======== Input rows

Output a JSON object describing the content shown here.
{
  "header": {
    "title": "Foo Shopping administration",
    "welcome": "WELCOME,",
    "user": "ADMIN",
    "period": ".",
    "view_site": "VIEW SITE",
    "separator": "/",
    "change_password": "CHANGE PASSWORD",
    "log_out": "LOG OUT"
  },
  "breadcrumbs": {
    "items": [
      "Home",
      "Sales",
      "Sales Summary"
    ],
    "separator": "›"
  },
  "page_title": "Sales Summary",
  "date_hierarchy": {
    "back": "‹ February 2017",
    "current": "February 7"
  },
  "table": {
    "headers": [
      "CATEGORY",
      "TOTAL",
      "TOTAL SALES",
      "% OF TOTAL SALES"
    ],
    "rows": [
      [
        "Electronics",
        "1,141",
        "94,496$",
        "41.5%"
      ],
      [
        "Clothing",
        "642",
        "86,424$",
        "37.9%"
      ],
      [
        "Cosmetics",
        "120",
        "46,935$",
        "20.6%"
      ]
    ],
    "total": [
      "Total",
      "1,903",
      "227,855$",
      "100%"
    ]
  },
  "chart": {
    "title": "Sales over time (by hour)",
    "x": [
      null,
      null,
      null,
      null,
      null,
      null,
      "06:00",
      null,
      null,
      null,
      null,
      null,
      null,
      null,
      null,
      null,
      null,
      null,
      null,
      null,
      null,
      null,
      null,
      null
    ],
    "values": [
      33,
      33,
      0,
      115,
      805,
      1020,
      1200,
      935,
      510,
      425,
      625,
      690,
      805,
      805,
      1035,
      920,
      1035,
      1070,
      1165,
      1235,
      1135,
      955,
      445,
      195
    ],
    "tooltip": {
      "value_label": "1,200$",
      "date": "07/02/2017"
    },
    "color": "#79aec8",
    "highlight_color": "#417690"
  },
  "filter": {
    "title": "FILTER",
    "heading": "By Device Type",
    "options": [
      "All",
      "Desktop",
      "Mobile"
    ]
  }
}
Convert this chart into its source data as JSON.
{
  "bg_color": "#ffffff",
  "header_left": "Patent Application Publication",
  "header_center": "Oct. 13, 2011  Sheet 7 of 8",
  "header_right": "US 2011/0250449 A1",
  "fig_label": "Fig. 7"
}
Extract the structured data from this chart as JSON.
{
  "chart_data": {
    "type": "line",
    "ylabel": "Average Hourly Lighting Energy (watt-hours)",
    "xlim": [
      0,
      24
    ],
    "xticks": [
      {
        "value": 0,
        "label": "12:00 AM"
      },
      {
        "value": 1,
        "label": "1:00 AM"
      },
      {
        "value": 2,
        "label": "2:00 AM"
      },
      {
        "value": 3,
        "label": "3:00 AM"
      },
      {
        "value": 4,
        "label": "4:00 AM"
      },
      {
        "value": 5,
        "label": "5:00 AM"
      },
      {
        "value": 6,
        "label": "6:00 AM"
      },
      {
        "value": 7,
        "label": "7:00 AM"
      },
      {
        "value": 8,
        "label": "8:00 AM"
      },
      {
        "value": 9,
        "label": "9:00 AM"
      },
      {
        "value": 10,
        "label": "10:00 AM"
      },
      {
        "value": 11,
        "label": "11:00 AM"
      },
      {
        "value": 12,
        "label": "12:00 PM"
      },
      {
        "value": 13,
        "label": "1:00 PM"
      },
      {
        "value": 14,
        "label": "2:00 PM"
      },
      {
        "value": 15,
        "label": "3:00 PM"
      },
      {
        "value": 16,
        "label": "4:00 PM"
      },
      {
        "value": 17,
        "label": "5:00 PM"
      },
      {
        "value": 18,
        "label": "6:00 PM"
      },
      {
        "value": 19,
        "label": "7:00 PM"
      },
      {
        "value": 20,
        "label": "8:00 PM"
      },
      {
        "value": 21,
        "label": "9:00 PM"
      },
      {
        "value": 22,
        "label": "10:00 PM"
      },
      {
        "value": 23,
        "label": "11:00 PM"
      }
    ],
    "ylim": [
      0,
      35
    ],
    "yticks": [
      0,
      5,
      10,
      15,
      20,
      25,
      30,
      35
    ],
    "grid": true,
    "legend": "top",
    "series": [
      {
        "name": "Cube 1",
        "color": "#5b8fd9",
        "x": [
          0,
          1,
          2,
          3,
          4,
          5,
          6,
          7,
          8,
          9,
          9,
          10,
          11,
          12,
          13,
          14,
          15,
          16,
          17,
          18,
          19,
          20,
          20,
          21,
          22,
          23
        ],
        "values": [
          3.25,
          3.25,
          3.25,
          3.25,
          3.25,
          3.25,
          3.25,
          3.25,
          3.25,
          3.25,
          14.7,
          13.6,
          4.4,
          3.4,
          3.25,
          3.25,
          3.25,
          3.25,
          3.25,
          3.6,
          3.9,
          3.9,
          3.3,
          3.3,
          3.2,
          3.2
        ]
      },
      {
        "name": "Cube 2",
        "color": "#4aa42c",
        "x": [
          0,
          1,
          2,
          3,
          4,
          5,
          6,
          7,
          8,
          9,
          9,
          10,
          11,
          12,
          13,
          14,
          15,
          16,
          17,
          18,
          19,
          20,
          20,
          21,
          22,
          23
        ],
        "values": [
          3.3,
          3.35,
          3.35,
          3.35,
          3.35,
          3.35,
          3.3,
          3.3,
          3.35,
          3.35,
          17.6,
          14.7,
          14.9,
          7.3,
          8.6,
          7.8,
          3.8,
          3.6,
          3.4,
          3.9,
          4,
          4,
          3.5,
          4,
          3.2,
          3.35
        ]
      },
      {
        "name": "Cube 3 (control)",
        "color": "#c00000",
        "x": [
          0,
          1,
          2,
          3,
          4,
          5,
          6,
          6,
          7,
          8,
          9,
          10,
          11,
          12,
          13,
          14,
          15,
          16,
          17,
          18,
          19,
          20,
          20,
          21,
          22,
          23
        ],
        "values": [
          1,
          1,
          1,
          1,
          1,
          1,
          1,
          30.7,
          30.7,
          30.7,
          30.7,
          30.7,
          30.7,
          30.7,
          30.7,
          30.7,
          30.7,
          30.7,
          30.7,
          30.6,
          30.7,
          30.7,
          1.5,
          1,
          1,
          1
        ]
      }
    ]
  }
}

================

Stated goal =
Your task is to reproduce all of the records exactly.

Output =
Output a JSON object describing the content shown here.
{
  "header": {
    "title": "Foo Shopping administration",
    "welcome": "WELCOME,",
    "user": "ADMIN",
    "period": ".",
    "view_site": "VIEW SITE",
    "separator": "/",
    "change_password": "CHANGE PASSWORD",
    "log_out": "LOG OUT"
  },
  "breadcrumbs": {
    "items": [
      "Home",
      "Sales",
      "Sales Summary"
    ],
    "separator": "›"
  },
  "page_title": "Sales Summary",
  "date_hierarchy": {
    "back": "‹ February 2017",
    "current": "February 7"
  },
  "table": {
    "headers": [
      "CATEGORY",
      "TOTAL",
      "TOTAL SALES",
      "% OF TOTAL SALES"
    ],
    "rows": [
      [
        "Electronics",
        "1,141",
        "94,496$",
        "41.5%"
      ],
      [
        "Clothing",
        "642",
        "86,424$",
        "37.9%"
      ],
      [
        "Cosmetics",
        "120",
        "46,935$",
        "20.6%"
      ]
    ],
    "total": [
      "Total",
      "1,903",
      "227,855$",
      "100%"
    ]
  },
  "chart": {
    "title": "Sales over time (by hour)",
    "x": [
      null,
      null,
      null,
      null,
      null,
      null,
      "06:00",
      null,
      null,
      null,
      null,
      null,
      null,
      null,
      null,
      null,
      null,
      null,
      null,
      null,
      null,
      null,
      null,
      null
    ],
    "values": [
      33,
      33,
      0,
      115,
      805,
      1020,
      1200,
      935,
      510,
      425,
      625,
      690,
      805,
      805,
      1035,
      920,
      1035,
      1070,
      1165,
      1235,
      1135,
      955,
      445,
      195
    ],
    "tooltip": {
      "value_label": "1,200$",
      "date": "07/02/2017"
    },
    "color": "#79aec8",
    "highlight_color": "#417690"
  },
  "filter": {
    "title": "FILTER",
    "heading": "By Device Type",
    "options": [
      "All",
      "Desktop",
      "Mobile"
    ]
  }
}
Convert this chart into its source data as JSON.
{
  "bg_color": "#ffffff",
  "header_left": "Patent Application Publication",
  "header_center": "Oct. 13, 2011  Sheet 7 of 8",
  "header_right": "US 2011/0250449 A1",
  "fig_label": "Fig. 7"
}
Extract the structured data from this chart as JSON.
{
  "chart_data": {
    "type": "line",
    "ylabel": "Average Hourly Lighting Energy (watt-hours)",
    "xlim": [
      0,
      24
    ],
    "xticks": [
      {
        "value": 0,
        "label": "12:00 AM"
      },
      {
        "value": 1,
        "label": "1:00 AM"
      },
      {
        "value": 2,
        "label": "2:00 AM"
      },
      {
        "value": 3,
        "label": "3:00 AM"
      },
      {
        "value": 4,
        "label": "4:00 AM"
      },
      {
        "value": 5,
        "label": "5:00 AM"
      },
      {
        "value": 6,
        "label": "6:00 AM"
      },
      {
        "value": 7,
        "label": "7:00 AM"
      },
      {
        "value": 8,
        "label": "8:00 AM"
      },
      {
        "value": 9,
        "label": "9:00 AM"
      },
      {
        "value": 10,
        "label": "10:00 AM"
      },
      {
        "value": 11,
        "label": "11:00 AM"
      },
      {
        "value": 12,
        "label": "12:00 PM"
      },
      {
        "value": 13,
        "label": "1:00 PM"
      },
      {
        "value": 14,
        "label": "2:00 PM"
      },
      {
        "value": 15,
        "label": "3:00 PM"
      },
      {
        "value": 16,
        "label": "4:00 PM"
      },
      {
        "value": 17,
        "label": "5:00 PM"
      },
      {
        "value": 18,
        "label": "6:00 PM"
      },
      {
        "value": 19,
        "label": "7:00 PM"
      },
      {
        "value": 20,
        "label": "8:00 PM"
      },
      {
        "value": 21,
        "label": "9:00 PM"
      },
      {
        "value": 22,
        "label": "10:00 PM"
      },
      {
        "value": 23,
        "label": "11:00 PM"
      }
    ],
    "ylim": [
      0,
      35
    ],
    "yticks": [
      0,
      5,
      10,
      15,
      20,
      25,
      30,
      35
    ],
    "grid": true,
    "legend": "top",
    "series": [
      {
        "name": "Cube 1",
        "color": "#5b8fd9",
        "x": [
          0,
          1,
          2,
          3,
          4,
          5,
          6,
          7,
          8,
          9,
          9,
          10,
          11,
          12,
          13,
          14,
          15,
          16,
          17,
          18,
          19,
          20,
          20,
          21,
          22,
          23
        ],
        "values": [
          3.25,
          3.25,
          3.25,
          3.25,
          3.25,
          3.25,
          3.25,
          3.25,
          3.25,
          3.25,
          14.7,
          13.6,
          4.4,
          3.4,
          3.25,
          3.25,
          3.25,
          3.25,
          3.25,
          3.6,
          3.9,
          3.9,
          3.3,
          3.3,
          3.2,
          3.2
        ]
      },
      {
        "name": "Cube 2",
        "color": "#4aa42c",
        "x": [
          0,
          1,
          2,
          3,
          4,
          5,
          6,
          7,
          8,
          9,
          9,
          10,
          11,
          12,
          13,
          14,
          15,
          16,
          17,
          18,
          19,
          20,
          20,
          21,
          22,
          23
        ],
        "values": [
          3.3,
          3.35,
          3.35,
          3.35,
          3.35,
          3.35,
          3.3,
          3.3,
          3.35,
          3.35,
          17.6,
          14.7,
          14.9,
          7.3,
          8.6,
          7.8,
          3.8,
          3.6,
          3.4,
          3.9,
          4,
          4,
          3.5,
          4,
          3.2,
          3.35
        ]
      },
      {
        "name": "Cube 3 (control)",
        "color": "#c00000",
        "x": [
          0,
          1,
          2,
          3,
          4,
          5,
          6,
          6,
          7,
          8,
          9,
          10,
          11,
          12,
          13,
          14,
          15,
          16,
          17,
          18,
          19,
          20,
          20,
          21,
          22,
          23
        ],
        "values": [
          1,
          1,
          1,
          1,
          1,
          1,
          1,
          30.7,
          30.7,
          30.7,
          30.7,
          30.7,
          30.7,
          30.7,
          30.7,
          30.7,
          30.7,
          30.7,
          30.7,
          30.6,
          30.7,
          30.7,
          1.5,
          1,
          1,
          1
        ]
      }
    ]
  }
}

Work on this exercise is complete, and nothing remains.